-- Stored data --
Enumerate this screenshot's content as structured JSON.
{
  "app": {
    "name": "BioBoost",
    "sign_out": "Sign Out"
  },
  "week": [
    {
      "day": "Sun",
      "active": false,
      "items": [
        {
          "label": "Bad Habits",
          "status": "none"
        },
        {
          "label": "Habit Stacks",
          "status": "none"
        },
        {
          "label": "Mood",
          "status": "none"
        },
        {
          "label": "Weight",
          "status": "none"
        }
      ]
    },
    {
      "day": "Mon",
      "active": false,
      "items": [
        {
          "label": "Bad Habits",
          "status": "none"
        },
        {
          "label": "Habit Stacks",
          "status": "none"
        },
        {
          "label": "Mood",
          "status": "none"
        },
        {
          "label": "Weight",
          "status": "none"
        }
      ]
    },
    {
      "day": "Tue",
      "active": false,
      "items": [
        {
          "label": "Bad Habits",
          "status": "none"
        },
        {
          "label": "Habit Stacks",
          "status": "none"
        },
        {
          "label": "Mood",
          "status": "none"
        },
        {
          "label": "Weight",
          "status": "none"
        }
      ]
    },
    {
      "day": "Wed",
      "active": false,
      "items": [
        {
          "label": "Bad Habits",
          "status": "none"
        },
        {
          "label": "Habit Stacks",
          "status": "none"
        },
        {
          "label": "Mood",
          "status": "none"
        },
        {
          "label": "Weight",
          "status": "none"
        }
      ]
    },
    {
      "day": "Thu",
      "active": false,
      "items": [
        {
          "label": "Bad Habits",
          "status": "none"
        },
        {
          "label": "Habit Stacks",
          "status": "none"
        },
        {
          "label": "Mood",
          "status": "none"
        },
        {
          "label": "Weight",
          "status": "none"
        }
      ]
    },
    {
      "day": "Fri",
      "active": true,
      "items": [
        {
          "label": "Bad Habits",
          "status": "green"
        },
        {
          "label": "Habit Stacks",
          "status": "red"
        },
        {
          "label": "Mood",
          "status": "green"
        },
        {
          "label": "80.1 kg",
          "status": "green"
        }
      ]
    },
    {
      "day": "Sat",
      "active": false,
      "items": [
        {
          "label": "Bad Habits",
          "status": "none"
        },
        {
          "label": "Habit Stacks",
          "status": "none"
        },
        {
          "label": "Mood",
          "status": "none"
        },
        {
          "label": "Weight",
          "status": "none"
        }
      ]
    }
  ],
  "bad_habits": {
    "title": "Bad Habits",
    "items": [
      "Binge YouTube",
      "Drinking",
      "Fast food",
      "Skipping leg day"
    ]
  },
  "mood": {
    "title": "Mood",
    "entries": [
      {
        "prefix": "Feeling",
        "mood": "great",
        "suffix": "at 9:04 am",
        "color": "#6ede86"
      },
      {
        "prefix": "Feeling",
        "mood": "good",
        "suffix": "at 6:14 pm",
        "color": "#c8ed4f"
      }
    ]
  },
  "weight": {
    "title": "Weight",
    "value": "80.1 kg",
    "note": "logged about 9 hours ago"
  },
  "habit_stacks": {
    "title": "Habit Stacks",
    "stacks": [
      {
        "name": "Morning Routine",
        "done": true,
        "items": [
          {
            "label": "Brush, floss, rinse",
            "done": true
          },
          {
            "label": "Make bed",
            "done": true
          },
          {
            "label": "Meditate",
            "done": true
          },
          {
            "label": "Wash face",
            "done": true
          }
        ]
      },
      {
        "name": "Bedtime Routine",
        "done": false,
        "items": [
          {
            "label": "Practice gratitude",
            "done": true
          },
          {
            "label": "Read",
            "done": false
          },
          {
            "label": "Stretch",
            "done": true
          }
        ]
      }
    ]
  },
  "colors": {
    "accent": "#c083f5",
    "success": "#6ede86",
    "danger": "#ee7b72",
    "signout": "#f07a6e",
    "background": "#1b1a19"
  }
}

-- What is being asked --
Go through the listing above and return every line where the word "name" occurs.

-- Response to this task --
    "name": "BioBoost",
        "name": "Morning Routine",
        "name": "Bedtime Routine",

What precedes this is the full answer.